== EXERCISE TASK ==
Output the material beneath exactly, leaving nothing out.

== MATERIAL TO PROCESS ==
'''

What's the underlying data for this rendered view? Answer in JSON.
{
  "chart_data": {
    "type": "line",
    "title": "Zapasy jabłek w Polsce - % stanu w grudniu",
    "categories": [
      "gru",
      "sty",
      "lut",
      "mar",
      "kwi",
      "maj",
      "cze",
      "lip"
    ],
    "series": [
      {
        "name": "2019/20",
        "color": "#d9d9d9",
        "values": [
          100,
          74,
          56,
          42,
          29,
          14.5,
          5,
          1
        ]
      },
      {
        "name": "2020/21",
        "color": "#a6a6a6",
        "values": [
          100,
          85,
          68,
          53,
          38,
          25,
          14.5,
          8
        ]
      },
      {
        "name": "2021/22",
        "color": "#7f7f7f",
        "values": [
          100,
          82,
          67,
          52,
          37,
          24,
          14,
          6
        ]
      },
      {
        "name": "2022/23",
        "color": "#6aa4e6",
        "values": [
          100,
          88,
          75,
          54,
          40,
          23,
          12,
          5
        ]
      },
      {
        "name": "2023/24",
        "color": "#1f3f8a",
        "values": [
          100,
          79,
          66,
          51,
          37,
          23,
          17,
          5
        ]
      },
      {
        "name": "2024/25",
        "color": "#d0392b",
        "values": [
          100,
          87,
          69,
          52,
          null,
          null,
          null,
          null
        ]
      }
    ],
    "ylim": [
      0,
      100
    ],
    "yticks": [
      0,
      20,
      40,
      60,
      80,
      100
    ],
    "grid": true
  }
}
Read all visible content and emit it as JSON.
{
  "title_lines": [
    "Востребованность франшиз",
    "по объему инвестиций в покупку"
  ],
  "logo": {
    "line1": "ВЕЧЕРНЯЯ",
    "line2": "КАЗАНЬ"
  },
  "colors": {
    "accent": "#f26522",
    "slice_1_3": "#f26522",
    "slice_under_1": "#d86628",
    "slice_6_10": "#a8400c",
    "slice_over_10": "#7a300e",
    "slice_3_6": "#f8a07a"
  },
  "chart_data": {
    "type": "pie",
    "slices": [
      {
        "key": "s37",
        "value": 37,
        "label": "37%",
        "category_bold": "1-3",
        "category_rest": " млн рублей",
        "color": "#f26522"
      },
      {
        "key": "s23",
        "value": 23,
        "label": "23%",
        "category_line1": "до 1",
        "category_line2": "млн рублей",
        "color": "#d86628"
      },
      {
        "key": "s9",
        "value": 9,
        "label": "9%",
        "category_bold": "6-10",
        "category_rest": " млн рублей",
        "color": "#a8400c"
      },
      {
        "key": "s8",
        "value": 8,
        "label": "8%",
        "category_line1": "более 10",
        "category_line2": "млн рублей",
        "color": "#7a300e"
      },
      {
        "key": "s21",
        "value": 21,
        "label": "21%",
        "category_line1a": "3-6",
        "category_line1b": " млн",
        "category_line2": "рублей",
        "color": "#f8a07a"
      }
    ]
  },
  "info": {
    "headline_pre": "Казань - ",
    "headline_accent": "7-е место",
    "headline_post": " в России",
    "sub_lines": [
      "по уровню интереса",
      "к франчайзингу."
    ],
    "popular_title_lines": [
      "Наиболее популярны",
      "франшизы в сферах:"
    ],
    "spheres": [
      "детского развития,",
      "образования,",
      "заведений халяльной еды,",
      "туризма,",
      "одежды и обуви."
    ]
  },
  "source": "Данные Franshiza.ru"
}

'''

== TASK ANSWER ==
What's the underlying data for this rendered view? Answer in JSON.
{
  "chart_data": {
    "type": "line",
    "title": "Zapasy jabłek w Polsce - % stanu w grudniu",
    "categories": [
      "gru",
      "sty",
      "lut",
      "mar",
      "kwi",
      "maj",
      "cze",
      "lip"
    ],
    "series": [
      {
        "name": "2019/20",
        "color": "#d9d9d9",
        "values": [
          100,
          74,
          56,
          42,
          29,
          14.5,
          5,
          1
        ]
      },
      {
        "name": "2020/21",
        "color": "#a6a6a6",
        "values": [
          100,
          85,
          68,
          53,
          38,
          25,
          14.5,
          8
        ]
      },
      {
        "name": "2021/22",
        "color": "#7f7f7f",
        "values": [
          100,
          82,
          67,
          52,
          37,
          24,
          14,
          6
        ]
      },
      {
        "name": "2022/23",
        "color": "#6aa4e6",
        "values": [
          100,
          88,
          75,
          54,
          40,
          23,
          12,
          5
        ]
      },
      {
        "name": "2023/24",
        "color": "#1f3f8a",
        "values": [
          100,
          79,
          66,
          51,
          37,
          23,
          17,
          5
        ]
      },
      {
        "name": "2024/25",
        "color": "#d0392b",
        "values": [
          100,
          87,
          69,
          52,
          null,
          null,
          null,
          null
        ]
      }
    ],
    "ylim": [
      0,
      100
    ],
    "yticks": [
      0,
      20,
      40,
      60,
      80,
      100
    ],
    "grid": true
  }
}
Read all visible content and emit it as JSON.
{
  "title_lines": [
    "Востребованность франшиз",
    "по объему инвестиций в покупку"
  ],
  "logo": {
    "line1": "ВЕЧЕРНЯЯ",
    "line2": "КАЗАНЬ"
  },
  "colors": {
    "accent": "#f26522",
    "slice_1_3": "#f26522",
    "slice_under_1": "#d86628",
    "slice_6_10": "#a8400c",
    "slice_over_10": "#7a300e",
    "slice_3_6": "#f8a07a"
  },
  "chart_data": {
    "type": "pie",
    "slices": [
      {
        "key": "s37",
        "value": 37,
        "label": "37%",
        "category_bold": "1-3",
        "category_rest": " млн рублей",
        "color": "#f26522"
      },
      {
        "key": "s23",
        "value": 23,
        "label": "23%",
        "category_line1": "до 1",
        "category_line2": "млн рублей",
        "color": "#d86628"
      },
      {
        "key": "s9",
        "value": 9,
        "label": "9%",
        "category_bold": "6-10",
        "category_rest": " млн рублей",
        "color": "#a8400c"
      },
      {
        "key": "s8",
        "value": 8,
        "label": "8%",
        "category_line1": "более 10",
        "category_line2": "млн рублей",
        "color": "#7a300e"
      },
      {
        "key": "s21",
        "value": 21,
        "label": "21%",
        "category_line1a": "3-6",
        "category_line1b": " млн",
        "category_line2": "рублей",
        "color": "#f8a07a"
      }
    ]
  },
  "info": {
    "headline_pre": "Казань - ",
    "headline_accent": "7-е место",
    "headline_post": " в России",
    "sub_lines": [
      "по уровню интереса",
      "к франчайзингу."
    ],
    "popular_title_lines": [
      "Наиболее популярны",
      "франшизы в сферах:"
    ],
    "spheres": [
      "детского развития,",
      "образования,",
      "заведений халяльной еды,",
      "туризма,",
      "одежды и обуви."
    ]
  },
  "source": "Данные Franshiza.ru"
}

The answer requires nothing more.